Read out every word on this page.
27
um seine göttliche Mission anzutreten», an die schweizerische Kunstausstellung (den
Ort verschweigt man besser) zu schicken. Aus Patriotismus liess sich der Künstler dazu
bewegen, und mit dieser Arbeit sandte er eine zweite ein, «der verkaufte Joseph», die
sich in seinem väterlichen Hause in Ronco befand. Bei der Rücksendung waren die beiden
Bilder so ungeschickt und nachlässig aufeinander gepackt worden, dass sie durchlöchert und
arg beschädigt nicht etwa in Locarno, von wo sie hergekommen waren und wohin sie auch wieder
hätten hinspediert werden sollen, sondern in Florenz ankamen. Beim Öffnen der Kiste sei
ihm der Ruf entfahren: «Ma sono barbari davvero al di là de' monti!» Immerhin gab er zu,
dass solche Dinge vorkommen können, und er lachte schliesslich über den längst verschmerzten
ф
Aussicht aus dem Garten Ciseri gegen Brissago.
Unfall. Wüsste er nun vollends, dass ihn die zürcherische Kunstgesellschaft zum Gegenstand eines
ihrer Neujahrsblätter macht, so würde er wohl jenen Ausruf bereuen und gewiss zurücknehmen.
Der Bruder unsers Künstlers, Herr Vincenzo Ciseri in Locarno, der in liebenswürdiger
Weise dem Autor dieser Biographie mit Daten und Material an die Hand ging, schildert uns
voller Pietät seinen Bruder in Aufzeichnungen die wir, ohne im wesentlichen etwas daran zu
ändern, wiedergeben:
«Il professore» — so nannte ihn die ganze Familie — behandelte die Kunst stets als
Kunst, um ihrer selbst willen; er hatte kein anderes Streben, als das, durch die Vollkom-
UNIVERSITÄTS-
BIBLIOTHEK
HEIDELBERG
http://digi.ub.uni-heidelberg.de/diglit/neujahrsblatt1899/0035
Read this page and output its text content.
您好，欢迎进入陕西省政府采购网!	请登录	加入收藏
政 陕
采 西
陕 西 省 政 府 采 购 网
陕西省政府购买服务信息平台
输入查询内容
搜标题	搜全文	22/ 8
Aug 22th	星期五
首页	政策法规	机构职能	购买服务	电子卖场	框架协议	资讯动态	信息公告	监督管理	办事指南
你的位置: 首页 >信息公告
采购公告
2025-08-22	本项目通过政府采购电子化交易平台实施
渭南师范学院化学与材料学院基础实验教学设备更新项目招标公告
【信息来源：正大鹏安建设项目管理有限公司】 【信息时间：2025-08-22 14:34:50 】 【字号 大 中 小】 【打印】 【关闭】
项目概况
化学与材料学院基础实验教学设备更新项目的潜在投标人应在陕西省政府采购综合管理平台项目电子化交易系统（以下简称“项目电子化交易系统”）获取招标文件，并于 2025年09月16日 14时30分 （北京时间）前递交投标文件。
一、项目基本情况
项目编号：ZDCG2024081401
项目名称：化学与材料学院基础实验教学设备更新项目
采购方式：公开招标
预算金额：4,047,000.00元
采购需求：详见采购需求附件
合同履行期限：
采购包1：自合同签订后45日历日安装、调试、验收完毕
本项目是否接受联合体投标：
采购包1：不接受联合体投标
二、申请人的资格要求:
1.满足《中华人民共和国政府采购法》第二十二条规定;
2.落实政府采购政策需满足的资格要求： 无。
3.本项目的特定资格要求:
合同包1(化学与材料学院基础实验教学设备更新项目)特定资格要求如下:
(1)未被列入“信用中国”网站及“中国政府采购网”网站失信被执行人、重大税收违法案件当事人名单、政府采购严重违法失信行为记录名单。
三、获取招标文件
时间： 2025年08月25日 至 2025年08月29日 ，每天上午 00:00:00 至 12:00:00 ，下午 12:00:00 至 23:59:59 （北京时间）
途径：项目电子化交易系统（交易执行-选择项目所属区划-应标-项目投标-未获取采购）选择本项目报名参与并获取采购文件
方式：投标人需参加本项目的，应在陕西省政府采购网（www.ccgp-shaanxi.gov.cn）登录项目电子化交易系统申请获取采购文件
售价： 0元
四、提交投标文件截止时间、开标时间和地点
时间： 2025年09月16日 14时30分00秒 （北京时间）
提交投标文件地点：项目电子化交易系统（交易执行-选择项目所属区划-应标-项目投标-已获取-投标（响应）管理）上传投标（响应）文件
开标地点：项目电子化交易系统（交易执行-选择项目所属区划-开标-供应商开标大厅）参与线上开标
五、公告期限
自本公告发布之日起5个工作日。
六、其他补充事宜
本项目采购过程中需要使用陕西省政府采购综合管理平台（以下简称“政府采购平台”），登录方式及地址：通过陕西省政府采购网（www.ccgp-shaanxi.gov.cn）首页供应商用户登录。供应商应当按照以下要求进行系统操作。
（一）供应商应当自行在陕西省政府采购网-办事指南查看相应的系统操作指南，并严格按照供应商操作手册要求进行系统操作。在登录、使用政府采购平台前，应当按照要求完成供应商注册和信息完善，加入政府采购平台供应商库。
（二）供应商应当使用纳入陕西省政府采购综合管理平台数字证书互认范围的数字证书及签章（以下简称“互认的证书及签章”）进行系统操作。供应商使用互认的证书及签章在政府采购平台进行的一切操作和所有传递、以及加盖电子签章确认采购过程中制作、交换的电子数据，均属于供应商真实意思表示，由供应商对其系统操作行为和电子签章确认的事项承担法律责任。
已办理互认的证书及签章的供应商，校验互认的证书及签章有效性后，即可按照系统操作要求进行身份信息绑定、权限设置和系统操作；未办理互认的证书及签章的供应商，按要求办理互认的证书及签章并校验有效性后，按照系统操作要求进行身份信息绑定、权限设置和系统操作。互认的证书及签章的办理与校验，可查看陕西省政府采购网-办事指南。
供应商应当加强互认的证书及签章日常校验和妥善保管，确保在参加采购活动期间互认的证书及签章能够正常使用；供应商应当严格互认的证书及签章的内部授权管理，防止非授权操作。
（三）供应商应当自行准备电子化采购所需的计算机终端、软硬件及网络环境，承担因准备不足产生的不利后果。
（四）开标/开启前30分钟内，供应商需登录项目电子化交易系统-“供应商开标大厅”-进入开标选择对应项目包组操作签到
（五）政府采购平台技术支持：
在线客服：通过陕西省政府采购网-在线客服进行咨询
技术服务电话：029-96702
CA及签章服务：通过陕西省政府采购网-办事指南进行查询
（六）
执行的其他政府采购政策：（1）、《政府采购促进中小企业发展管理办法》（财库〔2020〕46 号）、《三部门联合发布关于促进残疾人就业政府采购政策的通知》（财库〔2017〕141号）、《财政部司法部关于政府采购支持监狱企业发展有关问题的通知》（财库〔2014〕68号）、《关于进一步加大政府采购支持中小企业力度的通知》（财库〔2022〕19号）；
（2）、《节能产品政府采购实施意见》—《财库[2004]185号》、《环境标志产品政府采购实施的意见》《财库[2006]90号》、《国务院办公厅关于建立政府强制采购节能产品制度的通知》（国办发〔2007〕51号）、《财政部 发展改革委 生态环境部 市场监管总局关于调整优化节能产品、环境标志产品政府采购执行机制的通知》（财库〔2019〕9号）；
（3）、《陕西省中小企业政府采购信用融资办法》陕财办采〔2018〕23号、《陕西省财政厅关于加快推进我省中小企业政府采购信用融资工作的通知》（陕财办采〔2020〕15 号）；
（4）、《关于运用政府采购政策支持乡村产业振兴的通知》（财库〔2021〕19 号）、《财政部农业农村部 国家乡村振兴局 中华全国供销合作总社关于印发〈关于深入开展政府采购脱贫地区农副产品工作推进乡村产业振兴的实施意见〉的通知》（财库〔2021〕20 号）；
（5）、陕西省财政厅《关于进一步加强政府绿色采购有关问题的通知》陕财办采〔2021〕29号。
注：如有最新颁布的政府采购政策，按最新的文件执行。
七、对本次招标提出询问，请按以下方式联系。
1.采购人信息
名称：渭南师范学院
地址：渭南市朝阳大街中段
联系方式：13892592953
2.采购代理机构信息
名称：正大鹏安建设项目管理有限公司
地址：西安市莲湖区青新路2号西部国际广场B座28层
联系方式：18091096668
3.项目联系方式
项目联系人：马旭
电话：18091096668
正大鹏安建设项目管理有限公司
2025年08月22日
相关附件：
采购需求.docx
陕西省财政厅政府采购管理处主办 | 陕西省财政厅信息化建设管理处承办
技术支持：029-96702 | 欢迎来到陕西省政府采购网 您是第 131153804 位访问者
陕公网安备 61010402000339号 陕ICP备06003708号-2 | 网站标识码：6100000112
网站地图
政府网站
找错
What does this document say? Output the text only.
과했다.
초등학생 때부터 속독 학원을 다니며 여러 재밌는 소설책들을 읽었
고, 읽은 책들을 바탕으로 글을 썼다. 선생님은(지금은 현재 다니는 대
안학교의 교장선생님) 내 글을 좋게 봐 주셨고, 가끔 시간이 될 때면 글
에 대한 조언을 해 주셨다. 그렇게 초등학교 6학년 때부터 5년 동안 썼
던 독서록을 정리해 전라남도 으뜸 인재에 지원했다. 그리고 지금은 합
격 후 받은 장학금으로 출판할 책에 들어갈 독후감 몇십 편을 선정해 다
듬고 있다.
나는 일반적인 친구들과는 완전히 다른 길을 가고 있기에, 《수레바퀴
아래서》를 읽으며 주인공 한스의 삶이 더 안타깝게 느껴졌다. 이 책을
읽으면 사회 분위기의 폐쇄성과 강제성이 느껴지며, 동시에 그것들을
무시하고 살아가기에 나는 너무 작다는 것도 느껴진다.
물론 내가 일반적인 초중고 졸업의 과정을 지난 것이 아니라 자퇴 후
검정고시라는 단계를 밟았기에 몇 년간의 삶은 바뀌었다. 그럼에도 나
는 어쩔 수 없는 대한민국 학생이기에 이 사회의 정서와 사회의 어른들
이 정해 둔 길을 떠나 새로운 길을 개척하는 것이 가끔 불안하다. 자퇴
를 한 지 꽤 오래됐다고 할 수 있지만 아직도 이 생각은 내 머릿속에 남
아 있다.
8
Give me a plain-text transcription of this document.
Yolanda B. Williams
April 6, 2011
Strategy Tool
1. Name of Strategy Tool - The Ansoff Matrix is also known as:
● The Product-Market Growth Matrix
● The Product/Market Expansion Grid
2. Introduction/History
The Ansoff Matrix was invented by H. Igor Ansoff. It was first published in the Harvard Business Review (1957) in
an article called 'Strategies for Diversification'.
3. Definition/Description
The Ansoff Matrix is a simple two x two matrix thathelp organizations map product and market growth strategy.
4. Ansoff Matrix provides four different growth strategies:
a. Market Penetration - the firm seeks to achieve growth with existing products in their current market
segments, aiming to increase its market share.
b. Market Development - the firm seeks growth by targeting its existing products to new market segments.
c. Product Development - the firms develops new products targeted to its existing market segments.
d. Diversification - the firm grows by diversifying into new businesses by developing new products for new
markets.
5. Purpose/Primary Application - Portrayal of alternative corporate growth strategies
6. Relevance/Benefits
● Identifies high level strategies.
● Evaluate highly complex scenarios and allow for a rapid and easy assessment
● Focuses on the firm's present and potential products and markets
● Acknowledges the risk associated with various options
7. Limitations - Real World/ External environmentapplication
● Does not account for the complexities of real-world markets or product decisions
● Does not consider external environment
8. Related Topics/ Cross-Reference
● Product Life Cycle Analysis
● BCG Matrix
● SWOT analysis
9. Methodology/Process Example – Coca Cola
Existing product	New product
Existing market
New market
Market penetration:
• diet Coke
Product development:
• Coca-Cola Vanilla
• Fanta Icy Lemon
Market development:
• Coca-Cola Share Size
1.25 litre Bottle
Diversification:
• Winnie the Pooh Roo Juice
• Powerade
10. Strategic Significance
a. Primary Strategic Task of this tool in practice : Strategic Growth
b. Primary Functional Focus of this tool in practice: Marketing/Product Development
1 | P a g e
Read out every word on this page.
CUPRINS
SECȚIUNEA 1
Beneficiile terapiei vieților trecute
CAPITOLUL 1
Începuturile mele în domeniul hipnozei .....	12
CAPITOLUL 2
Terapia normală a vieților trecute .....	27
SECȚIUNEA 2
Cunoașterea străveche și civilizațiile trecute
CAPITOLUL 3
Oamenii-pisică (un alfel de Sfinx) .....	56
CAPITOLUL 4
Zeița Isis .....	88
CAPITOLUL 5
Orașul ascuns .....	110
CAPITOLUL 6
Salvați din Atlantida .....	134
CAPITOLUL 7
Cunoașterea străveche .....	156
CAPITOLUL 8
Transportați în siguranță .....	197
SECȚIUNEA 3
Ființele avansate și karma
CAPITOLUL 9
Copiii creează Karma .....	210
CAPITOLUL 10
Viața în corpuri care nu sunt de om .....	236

_Your goal_
Tell how many lines of the records above hold the string "dieser". Give no other text.

_Response_
2